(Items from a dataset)
╭──

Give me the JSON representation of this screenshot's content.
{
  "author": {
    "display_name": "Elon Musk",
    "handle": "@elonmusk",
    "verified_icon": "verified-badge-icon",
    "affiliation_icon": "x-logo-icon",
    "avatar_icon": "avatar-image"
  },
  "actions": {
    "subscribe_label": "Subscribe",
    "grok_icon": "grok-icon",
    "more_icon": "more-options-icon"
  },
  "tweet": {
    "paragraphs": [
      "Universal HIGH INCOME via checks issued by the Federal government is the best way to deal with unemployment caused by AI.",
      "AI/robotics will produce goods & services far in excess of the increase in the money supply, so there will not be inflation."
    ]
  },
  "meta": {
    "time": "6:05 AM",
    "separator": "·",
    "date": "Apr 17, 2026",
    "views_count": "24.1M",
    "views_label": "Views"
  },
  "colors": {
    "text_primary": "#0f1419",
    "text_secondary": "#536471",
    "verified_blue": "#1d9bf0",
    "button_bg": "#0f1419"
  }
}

╰──
╭──

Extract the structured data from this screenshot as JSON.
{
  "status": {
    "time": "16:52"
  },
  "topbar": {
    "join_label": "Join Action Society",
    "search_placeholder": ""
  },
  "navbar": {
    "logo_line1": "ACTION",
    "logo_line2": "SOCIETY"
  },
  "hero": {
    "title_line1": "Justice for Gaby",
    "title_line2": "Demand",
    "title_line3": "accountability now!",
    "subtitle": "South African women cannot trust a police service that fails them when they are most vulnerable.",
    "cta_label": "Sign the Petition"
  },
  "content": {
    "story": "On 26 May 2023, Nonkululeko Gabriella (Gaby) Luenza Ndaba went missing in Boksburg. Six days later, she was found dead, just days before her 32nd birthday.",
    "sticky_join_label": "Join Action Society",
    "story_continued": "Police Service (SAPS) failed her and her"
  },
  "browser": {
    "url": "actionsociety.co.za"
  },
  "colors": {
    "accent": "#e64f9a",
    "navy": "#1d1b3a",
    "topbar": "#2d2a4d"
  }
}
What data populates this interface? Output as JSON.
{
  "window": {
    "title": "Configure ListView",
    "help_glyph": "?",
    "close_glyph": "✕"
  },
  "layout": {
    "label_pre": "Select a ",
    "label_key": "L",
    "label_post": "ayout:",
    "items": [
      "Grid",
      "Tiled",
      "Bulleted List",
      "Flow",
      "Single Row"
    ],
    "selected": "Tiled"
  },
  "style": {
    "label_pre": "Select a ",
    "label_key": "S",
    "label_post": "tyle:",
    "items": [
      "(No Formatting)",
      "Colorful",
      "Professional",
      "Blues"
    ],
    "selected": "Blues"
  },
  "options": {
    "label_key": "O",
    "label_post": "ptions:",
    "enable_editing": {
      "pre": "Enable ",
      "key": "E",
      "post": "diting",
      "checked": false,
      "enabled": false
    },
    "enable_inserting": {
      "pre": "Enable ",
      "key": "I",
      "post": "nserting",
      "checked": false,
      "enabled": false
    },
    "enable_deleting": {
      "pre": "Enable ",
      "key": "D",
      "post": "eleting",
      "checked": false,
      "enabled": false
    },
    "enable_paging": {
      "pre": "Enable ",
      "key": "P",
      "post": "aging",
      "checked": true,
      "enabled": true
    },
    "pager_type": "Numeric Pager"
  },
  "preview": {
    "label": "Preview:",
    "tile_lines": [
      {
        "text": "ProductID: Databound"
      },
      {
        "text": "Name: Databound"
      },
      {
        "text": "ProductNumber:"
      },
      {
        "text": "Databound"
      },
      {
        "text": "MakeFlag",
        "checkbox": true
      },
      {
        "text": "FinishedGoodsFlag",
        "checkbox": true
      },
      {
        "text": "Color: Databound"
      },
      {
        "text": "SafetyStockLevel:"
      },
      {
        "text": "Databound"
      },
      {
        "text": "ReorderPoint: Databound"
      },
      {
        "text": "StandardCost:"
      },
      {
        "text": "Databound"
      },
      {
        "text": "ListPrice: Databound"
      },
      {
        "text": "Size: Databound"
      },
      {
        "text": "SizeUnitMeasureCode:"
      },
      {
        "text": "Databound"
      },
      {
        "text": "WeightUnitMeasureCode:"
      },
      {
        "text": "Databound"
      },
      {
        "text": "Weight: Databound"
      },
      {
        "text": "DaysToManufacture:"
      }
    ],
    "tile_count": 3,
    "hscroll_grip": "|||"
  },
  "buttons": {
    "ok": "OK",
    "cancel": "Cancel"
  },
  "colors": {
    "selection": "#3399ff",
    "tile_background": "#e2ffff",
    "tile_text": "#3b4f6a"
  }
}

╰──

(Exercise task) Select all lines in the listing above where the word "Gaby" appears, and show them.

(Problem solution)
    "title_line1": "Justice for Gaby",
    "story": "On 26 May 2023, Nonkululeko Gabriella (Gaby) Luenza Ndaba went missing in Boksburg. Six days later, she was found dead, just days before her 32nd birthday.",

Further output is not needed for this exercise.